[Stored data]
* BEGIN *

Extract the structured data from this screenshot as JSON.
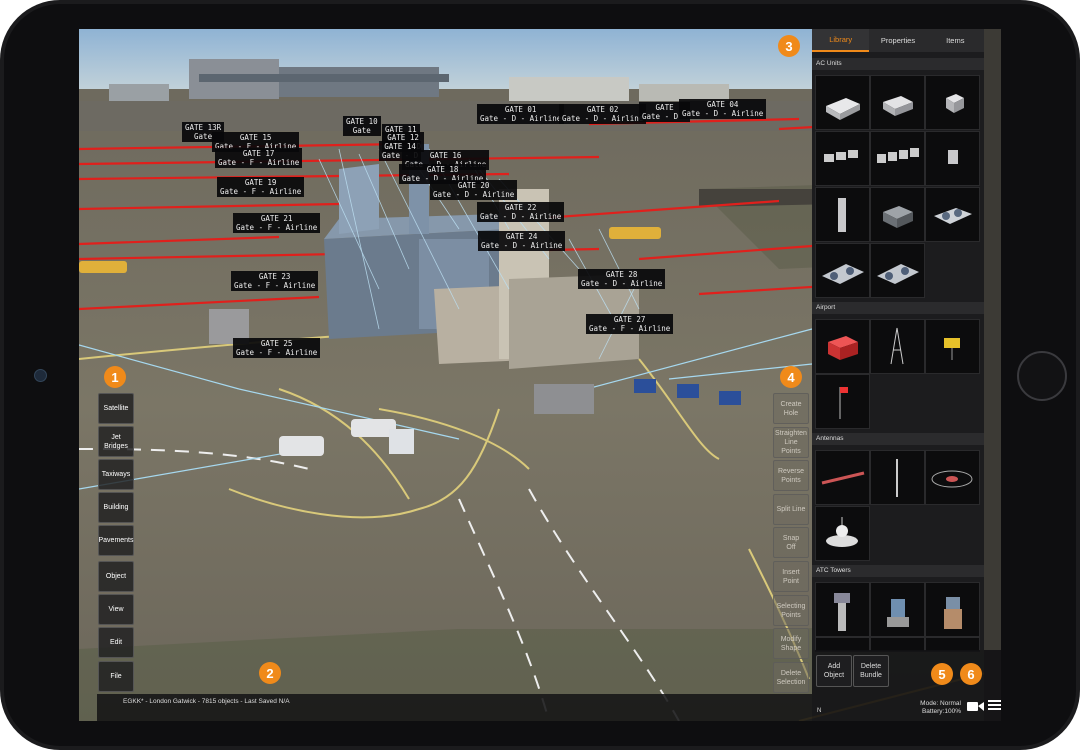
{
  "left_toolbar": {
    "badge": "1",
    "buttons": [
      "Satellite",
      "Jet\nBridges",
      "Taxiways",
      "Building",
      "Pavements",
      "Object",
      "View",
      "Edit",
      "File"
    ]
  },
  "status_bar": {
    "badge": "2",
    "text": "EGKK* - London Gatwick - 7815 objects - Last Saved N/A"
  },
  "library_panel": {
    "badge": "3",
    "tabs": [
      "Library",
      "Properties",
      "Items"
    ],
    "active_tab": "Library",
    "sections": [
      {
        "title": "AC Units",
        "item_count": 11
      },
      {
        "title": "Airport",
        "item_count": 4
      },
      {
        "title": "Antennas",
        "item_count": 4
      },
      {
        "title": "ATC Towers",
        "item_count": 6
      }
    ]
  },
  "right_toolbar": {
    "badge": "4",
    "buttons": [
      "Create\nHole",
      "Straighten\nLine Points",
      "Reverse\nPoints",
      "Split Line",
      "Snap\nOff",
      "Insert\nPoint",
      "Selecting\nPoints",
      "Modify\nShape",
      "Delete\nSelection"
    ]
  },
  "bottom_panel": {
    "add_object": "Add\nObject",
    "delete_bundle": "Delete\nBundle",
    "mode": "Mode: Normal",
    "battery": "Battery:100%",
    "camera_badge": "5",
    "menu_badge": "6",
    "compass": "N"
  },
  "gates": [
    {
      "name": "GATE 01",
      "sub": "Gate - D - Airline"
    },
    {
      "name": "GATE 02",
      "sub": "Gate - D - Airline"
    },
    {
      "name": "GATE",
      "sub": "Gate - D -"
    },
    {
      "name": "GATE 04",
      "sub": "Gate - D - Airline"
    },
    {
      "name": "GATE 10",
      "sub": "Gate"
    },
    {
      "name": "GATE 13R",
      "sub": "Gate"
    },
    {
      "name": "GATE 11",
      "sub": "Gate -"
    },
    {
      "name": "GATE 15",
      "sub": "Gate - F - Airline"
    },
    {
      "name": "GATE 12",
      "sub": "Gate - D"
    },
    {
      "name": "GATE 14",
      "sub": "Gate - D"
    },
    {
      "name": "GATE 17",
      "sub": "Gate - F - Airline"
    },
    {
      "name": "GATE 16",
      "sub": "Gate - D - Airline"
    },
    {
      "name": "GATE 18",
      "sub": "Gate - D - Airline"
    },
    {
      "name": "GATE 19",
      "sub": "Gate - F - Airline"
    },
    {
      "name": "GATE 20",
      "sub": "Gate - D - Airline"
    },
    {
      "name": "GATE 22",
      "sub": "Gate - D - Airline"
    },
    {
      "name": "GATE 21",
      "sub": "Gate - F - Airline"
    },
    {
      "name": "GATE 24",
      "sub": "Gate - D - Airline"
    },
    {
      "name": "GATE 23",
      "sub": "Gate - F - Airline"
    },
    {
      "name": "GATE 28",
      "sub": "Gate - D - Airline"
    },
    {
      "name": "GATE 27",
      "sub": "Gate - F - Airline"
    },
    {
      "name": "GATE 25",
      "sub": "Gate - F - Airline"
    }
  ],
  "colors": {
    "accent": "#f08a1a",
    "panel_bg": "#1c1c1e",
    "gate_line": "#e0201c",
    "sky": "#9cbcd4",
    "tarmac": "#7a7565"
  }
}
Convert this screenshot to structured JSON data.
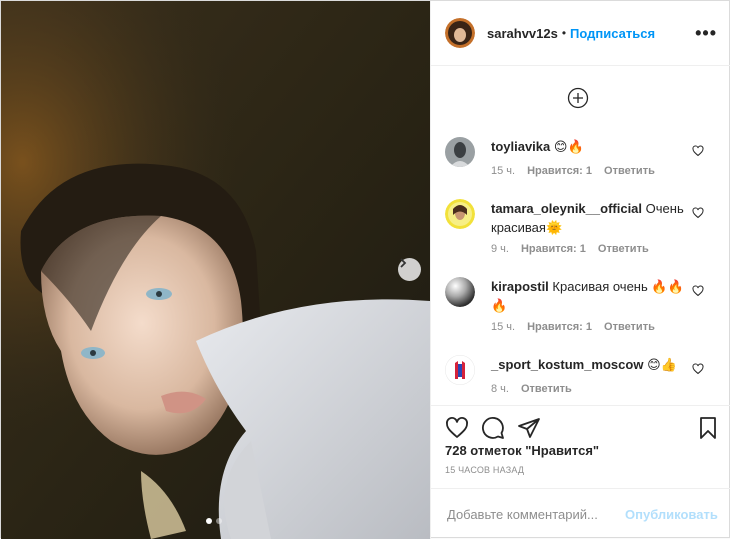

* END *

The problem ->
Skip the images and write out the rest of the listing exactly.

Output of the exercise ->
Extract the structured data from this screenshot as JSON.
{
  "left_toolbar": {
    "badge": "1",
    "buttons": [
      "Satellite",
      "Jet\nBridges",
      "Taxiways",
      "Building",
      "Pavements",
      "Object",
      "View",
      "Edit",
      "File"
    ]
  },
  "status_bar": {
    "badge": "2",
    "text": "EGKK* - London Gatwick - 7815 objects - Last Saved N/A"
  },
  "library_panel": {
    "badge": "3",
    "tabs": [
      "Library",
      "Properties",
      "Items"
    ],
    "active_tab": "Library",
    "sections": [
      {
        "title": "AC Units",
        "item_count": 11
      },
      {
        "title": "Airport",
        "item_count": 4
      },
      {
        "title": "Antennas",
        "item_count": 4
      },
      {
        "title": "ATC Towers",
        "item_count": 6
      }
    ]
  },
  "right_toolbar": {
    "badge": "4",
    "buttons": [
      "Create\nHole",
      "Straighten\nLine Points",
      "Reverse\nPoints",
      "Split Line",
      "Snap\nOff",
      "Insert\nPoint",
      "Selecting\nPoints",
      "Modify\nShape",
      "Delete\nSelection"
    ]
  },
  "bottom_panel": {
    "add_object": "Add\nObject",
    "delete_bundle": "Delete\nBundle",
    "mode": "Mode: Normal",
    "battery": "Battery:100%",
    "camera_badge": "5",
    "menu_badge": "6",
    "compass": "N"
  },
  "gates": [
    {
      "name": "GATE 01",
      "sub": "Gate - D - Airline"
    },
    {
      "name": "GATE 02",
      "sub": "Gate - D - Airline"
    },
    {
      "name": "GATE",
      "sub": "Gate - D -"
    },
    {
      "name": "GATE 04",
      "sub": "Gate - D - Airline"
    },
    {
      "name": "GATE 10",
      "sub": "Gate"
    },
    {
      "name": "GATE 13R",
      "sub": "Gate"
    },
    {
      "name": "GATE 11",
      "sub": "Gate -"
    },
    {
      "name": "GATE 15",
      "sub": "Gate - F - Airline"
    },
    {
      "name": "GATE 12",
      "sub": "Gate - D"
    },
    {
      "name": "GATE 14",
      "sub": "Gate - D"
    },
    {
      "name": "GATE 17",
      "sub": "Gate - F - Airline"
    },
    {
      "name": "GATE 16",
      "sub": "Gate - D - Airline"
    },
    {
      "name": "GATE 18",
      "sub": "Gate - D - Airline"
    },
    {
      "name": "GATE 19",
      "sub": "Gate - F - Airline"
    },
    {
      "name": "GATE 20",
      "sub": "Gate - D - Airline"
    },
    {
      "name": "GATE 22",
      "sub": "Gate - D - Airline"
    },
    {
      "name": "GATE 21",
      "sub": "Gate - F - Airline"
    },
    {
      "name": "GATE 24",
      "sub": "Gate - D - Airline"
    },
    {
      "name": "GATE 23",
      "sub": "Gate - F - Airline"
    },
    {
      "name": "GATE 28",
      "sub": "Gate - D - Airline"
    },
    {
      "name": "GATE 27",
      "sub": "Gate - F - Airline"
    },
    {
      "name": "GATE 25",
      "sub": "Gate - F - Airline"
    }
  ],
  "colors": {
    "accent": "#f08a1a",
    "panel_bg": "#1c1c1e",
    "gate_line": "#e0201c",
    "sky": "#9cbcd4",
    "tarmac": "#7a7565"
  }
}
Convert this screenshot to structured JSON data.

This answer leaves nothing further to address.